## Directive:
Put every line of the records into a Markdown table with the columns Row and Line, numbering each row and leaving out blank lines.

[Labeled box records]
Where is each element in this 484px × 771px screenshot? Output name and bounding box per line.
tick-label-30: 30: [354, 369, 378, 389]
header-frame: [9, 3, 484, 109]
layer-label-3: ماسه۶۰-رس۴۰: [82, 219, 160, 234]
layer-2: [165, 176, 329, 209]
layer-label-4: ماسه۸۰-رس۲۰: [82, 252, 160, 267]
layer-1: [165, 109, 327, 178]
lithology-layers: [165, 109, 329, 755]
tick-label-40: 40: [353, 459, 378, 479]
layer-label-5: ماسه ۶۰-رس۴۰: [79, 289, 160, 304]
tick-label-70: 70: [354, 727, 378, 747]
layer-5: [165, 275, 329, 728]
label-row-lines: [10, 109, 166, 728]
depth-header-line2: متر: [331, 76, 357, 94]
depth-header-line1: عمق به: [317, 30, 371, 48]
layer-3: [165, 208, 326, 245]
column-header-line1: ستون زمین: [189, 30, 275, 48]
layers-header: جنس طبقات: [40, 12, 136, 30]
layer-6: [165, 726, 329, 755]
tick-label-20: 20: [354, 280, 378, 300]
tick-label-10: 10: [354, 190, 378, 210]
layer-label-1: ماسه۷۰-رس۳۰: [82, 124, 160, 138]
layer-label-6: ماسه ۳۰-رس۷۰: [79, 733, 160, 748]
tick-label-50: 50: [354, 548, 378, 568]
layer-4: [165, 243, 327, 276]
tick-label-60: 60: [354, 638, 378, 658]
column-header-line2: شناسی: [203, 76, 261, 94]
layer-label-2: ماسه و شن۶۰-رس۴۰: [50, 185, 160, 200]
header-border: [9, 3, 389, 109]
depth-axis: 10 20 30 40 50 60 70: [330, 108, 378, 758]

## Solution to this problem:
| Row | Line |
|---|---|
| 1 | Where is each element in this 484px × 771px screenshot? Output name and bounding box per line. |
| 2 | tick-label-30: 30: [354, 369, 378, 389] |
| 3 | header-frame: [9, 3, 484, 109] |
| 4 | layer-label-3: ماسه۶۰-رس۴۰: [82, 219, 160, 234] |
| 5 | layer-2: [165, 176, 329, 209] |
| 6 | layer-label-4: ماسه۸۰-رس۲۰: [82, 252, 160, 267] |
| 7 | layer-1: [165, 109, 327, 178] |
| 8 | lithology-layers: [165, 109, 329, 755] |
| 9 | tick-label-40: 40: [353, 459, 378, 479] |
| 10 | layer-label-5: ماسه ۶۰-رس۴۰: [79, 289, 160, 304] |
| 11 | tick-label-70: 70: [354, 727, 378, 747] |
| 12 | layer-5: [165, 275, 329, 728] |
| 13 | label-row-lines: [10, 109, 166, 728] |
| 14 | depth-header-line2: متر: [331, 76, 357, 94] |
| 15 | depth-header-line1: عمق به: [317, 30, 371, 48] |
| 16 | layer-3: [165, 208, 326, 245] |
| 17 | column-header-line1: ستون زمین: [189, 30, 275, 48] |
| 18 | layers-header: جنس طبقات: [40, 12, 136, 30] |
| 19 | layer-6: [165, 726, 329, 755] |
| 20 | tick-label-20: 20: [354, 280, 378, 300] |
| 21 | tick-label-10: 10: [354, 190, 378, 210] |
| 22 | layer-label-1: ماسه۷۰-رس۳۰: [82, 124, 160, 138] |
| 23 | layer-label-6: ماسه ۳۰-رس۷۰: [79, 733, 160, 748] |
| 24 | tick-label-50: 50: [354, 548, 378, 568] |
| 25 | layer-4: [165, 243, 327, 276] |
| 26 | tick-label-60: 60: [354, 638, 378, 658] |
| 27 | column-header-line2: شناسی: [203, 76, 261, 94] |
| 28 | layer-label-2: ماسه و شن۶۰-رس۴۰: [50, 185, 160, 200] |
| 29 | header-border: [9, 3, 389, 109] |
| 30 | depth-axis: 10 20 30 40 50 60 70: [330, 108, 378, 758] |